━━━ Records for the exercise

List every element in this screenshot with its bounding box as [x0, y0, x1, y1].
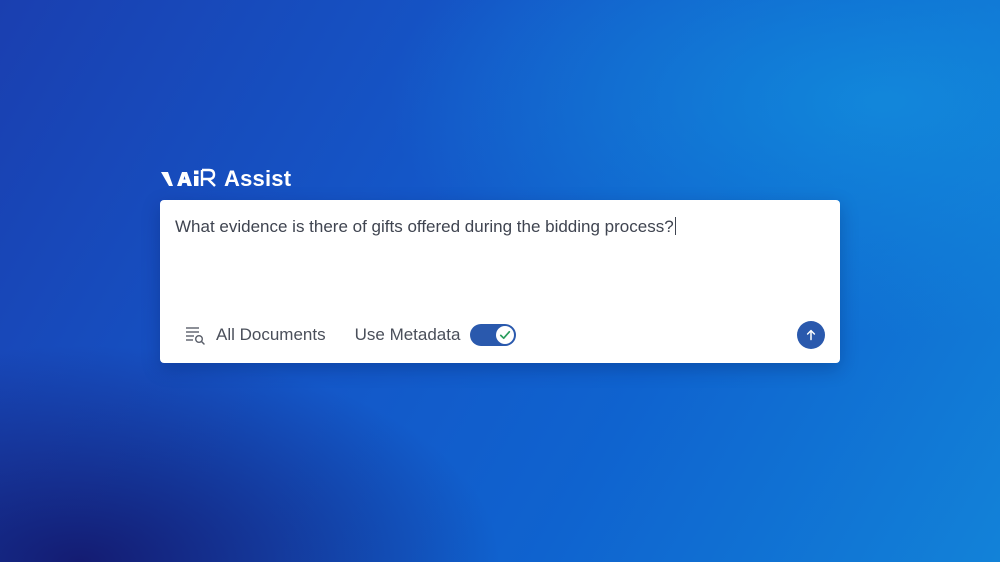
prompt-input[interactable]: What evidence is there of gifts offered …: [175, 216, 824, 238]
air-logo-icon: [161, 168, 216, 187]
text-caret: [674, 217, 676, 235]
prompt-toolbar: All Documents Use Metadata: [184, 320, 825, 350]
brand-name: Assist: [224, 166, 292, 191]
toggle-knob: [496, 326, 515, 344]
metadata-setting: Use Metadata: [355, 324, 517, 346]
prompt-card: What evidence is there of gifts offered …: [160, 200, 840, 363]
brand-header: Assist: [160, 164, 291, 194]
arrow-up-icon: [806, 329, 816, 341]
metadata-toggle[interactable]: [470, 324, 517, 346]
document-search-icon: [186, 327, 205, 345]
send-button[interactable]: [797, 321, 825, 349]
document-filter-label: All Documents: [216, 325, 326, 344]
check-icon: [500, 330, 511, 340]
document-filter-button[interactable]: All Documents: [184, 324, 326, 346]
prompt-text: What evidence is there of gifts offered …: [175, 217, 674, 236]
metadata-label: Use Metadata: [354, 325, 461, 344]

━━━━━━

■ **What you will do**
Please reproduce the lines above verbatim, leaving out the picture.

■ **Solved exercise**
List every element in this screenshot with its bounding box as [x0, y0, x1, y1].
prompt-input[interactable]: What evidence is there of gifts offered …: [175, 216, 824, 238]
air-logo-icon: [161, 168, 216, 187]
text-caret: [674, 217, 676, 235]
prompt-toolbar: All Documents Use Metadata: [184, 320, 825, 350]
brand-name: Assist: [224, 166, 292, 191]
toggle-knob: [496, 326, 515, 344]
metadata-setting: Use Metadata: [355, 324, 517, 346]
prompt-card: What evidence is there of gifts offered …: [160, 200, 840, 363]
brand-header: Assist: [160, 164, 291, 194]
arrow-up-icon: [806, 329, 816, 341]
metadata-toggle[interactable]: [470, 324, 517, 346]
document-search-icon: [186, 327, 205, 345]
send-button[interactable]: [797, 321, 825, 349]
document-filter-label: All Documents: [216, 325, 326, 344]
check-icon: [500, 330, 511, 340]
document-filter-button[interactable]: All Documents: [184, 324, 326, 346]
prompt-text: What evidence is there of gifts offered …: [175, 217, 674, 236]
metadata-label: Use Metadata: [354, 325, 461, 344]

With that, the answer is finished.